Extract every line of the material below and reproduce it faithfully.

*** PROVIDED ENTRIES

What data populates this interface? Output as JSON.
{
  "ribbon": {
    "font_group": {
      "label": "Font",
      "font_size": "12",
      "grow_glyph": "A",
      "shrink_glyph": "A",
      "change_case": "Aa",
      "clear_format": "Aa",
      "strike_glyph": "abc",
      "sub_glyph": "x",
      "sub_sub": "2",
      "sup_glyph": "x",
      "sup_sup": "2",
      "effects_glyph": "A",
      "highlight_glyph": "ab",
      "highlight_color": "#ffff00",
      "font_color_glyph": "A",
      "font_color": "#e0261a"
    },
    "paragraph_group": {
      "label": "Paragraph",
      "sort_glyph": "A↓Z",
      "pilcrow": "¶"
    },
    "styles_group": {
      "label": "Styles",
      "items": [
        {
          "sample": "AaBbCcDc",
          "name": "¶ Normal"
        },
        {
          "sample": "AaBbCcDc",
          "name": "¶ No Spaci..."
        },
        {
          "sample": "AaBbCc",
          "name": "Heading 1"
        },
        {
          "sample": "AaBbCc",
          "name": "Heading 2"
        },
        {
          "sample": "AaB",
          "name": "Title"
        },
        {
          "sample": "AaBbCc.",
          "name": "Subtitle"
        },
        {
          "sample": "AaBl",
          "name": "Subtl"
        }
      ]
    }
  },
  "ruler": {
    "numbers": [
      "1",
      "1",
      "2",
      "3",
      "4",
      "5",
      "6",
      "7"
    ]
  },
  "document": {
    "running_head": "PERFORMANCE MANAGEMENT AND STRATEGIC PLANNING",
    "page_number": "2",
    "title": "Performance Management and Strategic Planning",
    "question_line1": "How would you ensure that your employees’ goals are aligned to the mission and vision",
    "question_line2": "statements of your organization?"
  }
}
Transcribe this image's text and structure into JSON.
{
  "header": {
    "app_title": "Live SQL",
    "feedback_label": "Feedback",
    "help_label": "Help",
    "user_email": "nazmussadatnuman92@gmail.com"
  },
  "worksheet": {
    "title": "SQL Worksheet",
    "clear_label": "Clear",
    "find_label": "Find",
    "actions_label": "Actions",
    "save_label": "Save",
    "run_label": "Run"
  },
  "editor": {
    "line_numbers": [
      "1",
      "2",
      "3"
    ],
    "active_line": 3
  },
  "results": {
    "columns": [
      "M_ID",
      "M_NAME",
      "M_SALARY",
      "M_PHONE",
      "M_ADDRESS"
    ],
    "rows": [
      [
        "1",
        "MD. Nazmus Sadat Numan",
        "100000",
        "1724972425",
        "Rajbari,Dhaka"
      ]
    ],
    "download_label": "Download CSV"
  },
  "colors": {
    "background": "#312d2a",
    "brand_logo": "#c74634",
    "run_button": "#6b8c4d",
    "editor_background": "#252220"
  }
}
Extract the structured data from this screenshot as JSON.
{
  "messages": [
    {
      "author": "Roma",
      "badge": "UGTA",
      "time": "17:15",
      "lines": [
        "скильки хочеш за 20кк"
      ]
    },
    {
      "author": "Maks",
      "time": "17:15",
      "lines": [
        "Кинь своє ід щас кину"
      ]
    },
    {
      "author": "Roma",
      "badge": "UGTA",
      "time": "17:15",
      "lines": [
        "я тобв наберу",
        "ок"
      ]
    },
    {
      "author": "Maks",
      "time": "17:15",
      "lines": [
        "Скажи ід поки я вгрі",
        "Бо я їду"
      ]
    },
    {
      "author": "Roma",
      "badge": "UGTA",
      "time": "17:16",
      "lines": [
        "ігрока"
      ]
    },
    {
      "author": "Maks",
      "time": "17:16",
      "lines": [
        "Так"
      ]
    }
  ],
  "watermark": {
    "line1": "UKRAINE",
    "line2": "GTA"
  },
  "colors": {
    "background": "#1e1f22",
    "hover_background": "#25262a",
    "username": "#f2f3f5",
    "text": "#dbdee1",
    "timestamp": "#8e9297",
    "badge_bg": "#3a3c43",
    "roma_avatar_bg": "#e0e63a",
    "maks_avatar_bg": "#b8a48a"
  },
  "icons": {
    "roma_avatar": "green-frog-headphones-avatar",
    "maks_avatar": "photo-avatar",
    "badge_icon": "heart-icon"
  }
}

******

**ANSWER TO THIS EXERCISE:**
What data populates this interface? Output as JSON.
{
  "ribbon": {
    "font_group": {
      "label": "Font",
      "font_size": "12",
      "grow_glyph": "A",
      "shrink_glyph": "A",
      "change_case": "Aa",
      "clear_format": "Aa",
      "strike_glyph": "abc",
      "sub_glyph": "x",
      "sub_sub": "2",
      "sup_glyph": "x",
      "sup_sup": "2",
      "effects_glyph": "A",
      "highlight_glyph": "ab",
      "highlight_color": "#ffff00",
      "font_color_glyph": "A",
      "font_color": "#e0261a"
    },
    "paragraph_group": {
      "label": "Paragraph",
      "sort_glyph": "A↓Z",
      "pilcrow": "¶"
    },
    "styles_group": {
      "label": "Styles",
      "items": [
        {
          "sample": "AaBbCcDc",
          "name": "¶ Normal"
        },
        {
          "sample": "AaBbCcDc",
          "name": "¶ No Spaci..."
        },
        {
          "sample": "AaBbCc",
          "name": "Heading 1"
        },
        {
          "sample": "AaBbCc",
          "name": "Heading 2"
        },
        {
          "sample": "AaB",
          "name": "Title"
        },
        {
          "sample": "AaBbCc.",
          "name": "Subtitle"
        },
        {
          "sample": "AaBl",
          "name": "Subtl"
        }
      ]
    }
  },
  "ruler": {
    "numbers": [
      "1",
      "1",
      "2",
      "3",
      "4",
      "5",
      "6",
      "7"
    ]
  },
  "document": {
    "running_head": "PERFORMANCE MANAGEMENT AND STRATEGIC PLANNING",
    "page_number": "2",
    "title": "Performance Management and Strategic Planning",
    "question_line1": "How would you ensure that your employees’ goals are aligned to the mission and vision",
    "question_line2": "statements of your organization?"
  }
}
Transcribe this image's text and structure into JSON.
{
  "header": {
    "app_title": "Live SQL",
    "feedback_label": "Feedback",
    "help_label": "Help",
    "user_email": "nazmussadatnuman92@gmail.com"
  },
  "worksheet": {
    "title": "SQL Worksheet",
    "clear_label": "Clear",
    "find_label": "Find",
    "actions_label": "Actions",
    "save_label": "Save",
    "run_label": "Run"
  },
  "editor": {
    "line_numbers": [
      "1",
      "2",
      "3"
    ],
    "active_line": 3
  },
  "results": {
    "columns": [
      "M_ID",
      "M_NAME",
      "M_SALARY",
      "M_PHONE",
      "M_ADDRESS"
    ],
    "rows": [
      [
        "1",
        "MD. Nazmus Sadat Numan",
        "100000",
        "1724972425",
        "Rajbari,Dhaka"
      ]
    ],
    "download_label": "Download CSV"
  },
  "colors": {
    "background": "#312d2a",
    "brand_logo": "#c74634",
    "run_button": "#6b8c4d",
    "editor_background": "#252220"
  }
}
Extract the structured data from this screenshot as JSON.
{
  "messages": [
    {
      "author": "Roma",
      "badge": "UGTA",
      "time": "17:15",
      "lines": [
        "скильки хочеш за 20кк"
      ]
    },
    {
      "author": "Maks",
      "time": "17:15",
      "lines": [
        "Кинь своє ід щас кину"
      ]
    },
    {
      "author": "Roma",
      "badge": "UGTA",
      "time": "17:15",
      "lines": [
        "я тобв наберу",
        "ок"
      ]
    },
    {
      "author": "Maks",
      "time": "17:15",
      "lines": [
        "Скажи ід поки я вгрі",
        "Бо я їду"
      ]
    },
    {
      "author": "Roma",
      "badge": "UGTA",
      "time": "17:16",
      "lines": [
        "ігрока"
      ]
    },
    {
      "author": "Maks",
      "time": "17:16",
      "lines": [
        "Так"
      ]
    }
  ],
  "watermark": {
    "line1": "UKRAINE",
    "line2": "GTA"
  },
  "colors": {
    "background": "#1e1f22",
    "hover_background": "#25262a",
    "username": "#f2f3f5",
    "text": "#dbdee1",
    "timestamp": "#8e9297",
    "badge_bg": "#3a3c43",
    "roma_avatar_bg": "#e0e63a",
    "maks_avatar_bg": "#b8a48a"
  },
  "icons": {
    "roma_avatar": "green-frog-headphones-avatar",
    "maks_avatar": "photo-avatar",
    "badge_icon": "heart-icon"
  }
}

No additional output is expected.